What to do:
1. Answer these questions from the HECKTOR challenge page:
(a) How many training cases are there, and from how many centers?
(b) How many pages is a short paper?
(c) What size is the bounding box specified in bbox.csv?
2. Retype a passage of the HECKTOR challenge page word for word. Begin at the words "Authors should consult" and stop after "CHUM and CHUS).".
3. On the HECKTOR challenge page, turn the paragraph beginning "Authors should consult Springer’s authors’ guidelines" into a short list that keeps its main facts.

Round 1: 28 days left


500 € Prize Money

MICCAI 2020 challenge: HEad and neCK TumOR segmentation challenge (HECKTOR)

MICCAI 2020 website: https://www.miccai2020.org/en/ 




This challenge will be presented at the 23rd International Conference on Medical Image Computing and Computer Assisted Intervention, October 4th to 8th, 2020 (conference and satellite events fully virtual). The task is the automatic segmentation of Head and Neck (H&N) primary tumors in FDG-PET and CT images. It will offer an opportunity for participants working on 3D segmentation algorithms to develop automatic bi-modal approaches for the segmentation of H&N tumors in PET-CT scans, focusing on oropharyngeal cancers. Various approaches must be explored and compared to extract and merge information from the two modalities, including early or late fusion, full volume or patch-based approaches, 2-, 2.5- or 3-D approach. 



  • the release date of the training cases: June 01 2020 June 10 2020
  • the release date of the test cases: Aug. 01 2020
  • the submission date(s): opens Sept. 01 2020 closes Sept. 10 2020
  • paper submission deadline: Sept. 15 2020
  • associated workshop days: Oct. 04 2020, 9:00-13:00 UTC

the release date of the results: Sept. 15 2020

Paper submission

The participants have the possibility to submit a paper describing their methods (short paper: 6-8 pages or full paper: 12-15 pages). We will review them and publish a Lecture Notes in Computer Science (LNCS) volume in the challenges subline.

Authors should consult Springer’s authors’ guidelines and use their proceedings templates, either for LaTeX or for Word, for the preparation of their papers. Springer’s proceedings LaTeX templates are also available in Overleaf. Springer encourages authors to include their ORCIDs in their papers. In addition, the corresponding author of each paper, acting on behalf of all of the authors of that paper, must complete and sign a Consent-to-Publish form. The corresponding author signing the copyright form should match the corresponding author marked on the paper. Once the files have been sent to Springer, changes relating to the authorship of the papers cannot be made. 

Data description

The training data comprises 201 cases from four centers (CHGJ, CHMR, CHUM and CHUS).
Each case comprises: CT, PET and GTVt (primary Gross Tumor Volume) in NIfTI format, as well as the bounding box location (in bbox.csv file) and patient information (in hecktor_patient_info_training.csv file).
bbox.csv contains one row per patient that specifies a 144x144x144 mm bounding box (in absolute mm reference) in itk convention. I.e., in the patient reference, x goes from right to left, y anterior to posterior and z inferior to superior. Similar bounding boxes will be provided for the test set. The evaluation (DSC scores) will be computed only within these bounding boxes at the original CT resolution.

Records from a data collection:
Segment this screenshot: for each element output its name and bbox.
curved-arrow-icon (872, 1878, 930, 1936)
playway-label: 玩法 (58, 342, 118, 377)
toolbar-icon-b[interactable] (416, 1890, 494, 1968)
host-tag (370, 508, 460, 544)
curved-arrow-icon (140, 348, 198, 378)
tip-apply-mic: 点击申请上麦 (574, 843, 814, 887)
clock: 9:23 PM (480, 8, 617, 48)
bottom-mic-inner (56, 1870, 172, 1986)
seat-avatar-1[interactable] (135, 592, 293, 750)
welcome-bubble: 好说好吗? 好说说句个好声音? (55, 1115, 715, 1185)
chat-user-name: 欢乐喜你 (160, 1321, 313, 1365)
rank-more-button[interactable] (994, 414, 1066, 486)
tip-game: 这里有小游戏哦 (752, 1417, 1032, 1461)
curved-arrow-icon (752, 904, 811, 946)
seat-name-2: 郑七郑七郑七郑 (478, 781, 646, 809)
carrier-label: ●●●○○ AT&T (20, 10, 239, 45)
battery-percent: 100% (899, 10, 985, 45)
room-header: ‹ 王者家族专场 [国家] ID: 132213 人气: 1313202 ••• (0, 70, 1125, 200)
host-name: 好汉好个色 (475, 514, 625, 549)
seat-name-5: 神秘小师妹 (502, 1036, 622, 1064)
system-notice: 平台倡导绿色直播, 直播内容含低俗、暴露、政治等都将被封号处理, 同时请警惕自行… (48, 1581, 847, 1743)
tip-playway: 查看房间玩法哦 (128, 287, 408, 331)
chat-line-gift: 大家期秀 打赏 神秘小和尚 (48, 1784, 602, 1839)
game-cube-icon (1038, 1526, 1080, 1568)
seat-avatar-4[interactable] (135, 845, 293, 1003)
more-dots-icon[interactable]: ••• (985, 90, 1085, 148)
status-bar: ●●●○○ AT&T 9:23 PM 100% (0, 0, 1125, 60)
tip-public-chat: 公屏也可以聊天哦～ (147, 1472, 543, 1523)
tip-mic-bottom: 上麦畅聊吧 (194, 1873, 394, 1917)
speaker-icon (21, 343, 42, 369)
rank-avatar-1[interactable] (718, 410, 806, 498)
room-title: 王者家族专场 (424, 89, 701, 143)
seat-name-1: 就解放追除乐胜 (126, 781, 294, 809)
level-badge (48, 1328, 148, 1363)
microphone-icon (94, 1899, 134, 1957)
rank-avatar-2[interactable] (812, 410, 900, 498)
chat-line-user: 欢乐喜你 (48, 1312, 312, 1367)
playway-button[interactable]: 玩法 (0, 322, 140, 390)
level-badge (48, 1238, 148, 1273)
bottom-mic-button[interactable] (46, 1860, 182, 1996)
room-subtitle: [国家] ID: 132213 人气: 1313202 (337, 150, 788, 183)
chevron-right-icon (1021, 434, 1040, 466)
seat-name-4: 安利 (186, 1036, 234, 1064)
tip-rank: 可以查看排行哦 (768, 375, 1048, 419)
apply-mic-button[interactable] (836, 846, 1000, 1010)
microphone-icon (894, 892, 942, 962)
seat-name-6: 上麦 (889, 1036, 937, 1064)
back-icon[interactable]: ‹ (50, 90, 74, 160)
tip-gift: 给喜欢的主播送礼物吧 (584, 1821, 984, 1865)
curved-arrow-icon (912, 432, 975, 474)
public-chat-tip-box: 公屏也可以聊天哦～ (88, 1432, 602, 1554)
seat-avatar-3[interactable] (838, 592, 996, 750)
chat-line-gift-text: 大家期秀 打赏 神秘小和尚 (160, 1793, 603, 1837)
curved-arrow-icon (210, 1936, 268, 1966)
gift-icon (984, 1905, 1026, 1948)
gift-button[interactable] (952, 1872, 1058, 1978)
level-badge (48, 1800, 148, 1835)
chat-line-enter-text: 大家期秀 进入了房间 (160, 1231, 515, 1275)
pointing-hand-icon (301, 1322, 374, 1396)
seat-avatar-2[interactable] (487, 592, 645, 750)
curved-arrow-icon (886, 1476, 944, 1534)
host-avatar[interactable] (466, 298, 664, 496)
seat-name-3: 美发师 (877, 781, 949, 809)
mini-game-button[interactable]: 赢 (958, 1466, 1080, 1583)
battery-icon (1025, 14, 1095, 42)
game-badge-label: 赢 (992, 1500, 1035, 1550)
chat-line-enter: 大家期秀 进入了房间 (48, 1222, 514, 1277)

Solutions to the exercise:
1.
(a) 201 cases from four centers (CHGJ, CHMR, CHUM and CHUS).
(b) 6-8 pages.
(c) 144x144x144 mm.

2.
Authors should consult Springer’s authors’ guidelines and use their proceedings templates, either for LaTeX or for Word, for the preparation of their papers. Springer’s proceedings LaTeX templates are also available in Overleaf. Springer encourages authors to include their ORCIDs in their papers. In addition, the corresponding author of each paper, acting on behalf of all of the authors of that paper, must complete and sign a Consent-to-Publish form. The corresponding author signing the copyright form should match the corresponding author marked on the paper. Once the files have been sent to Springer, changes relating to the authorship of the papers cannot be made. 

Data description

The training data comprises 201 cases from four centers (CHGJ, CHMR, CHUM and CHUS).

3.
- Follow Springer’s authors’ guidelines and use its proceedings templates (LaTeX or Word). The LaTeX templates are also on Overleaf.
- Springer encourages authors to include their ORCIDs.
- The corresponding author must complete and sign a Consent-to-Publish form for all authors.
- The author who signs the copyright form must match the corresponding author marked on the paper.
- Authorship cannot be changed once the files have been sent to Springer.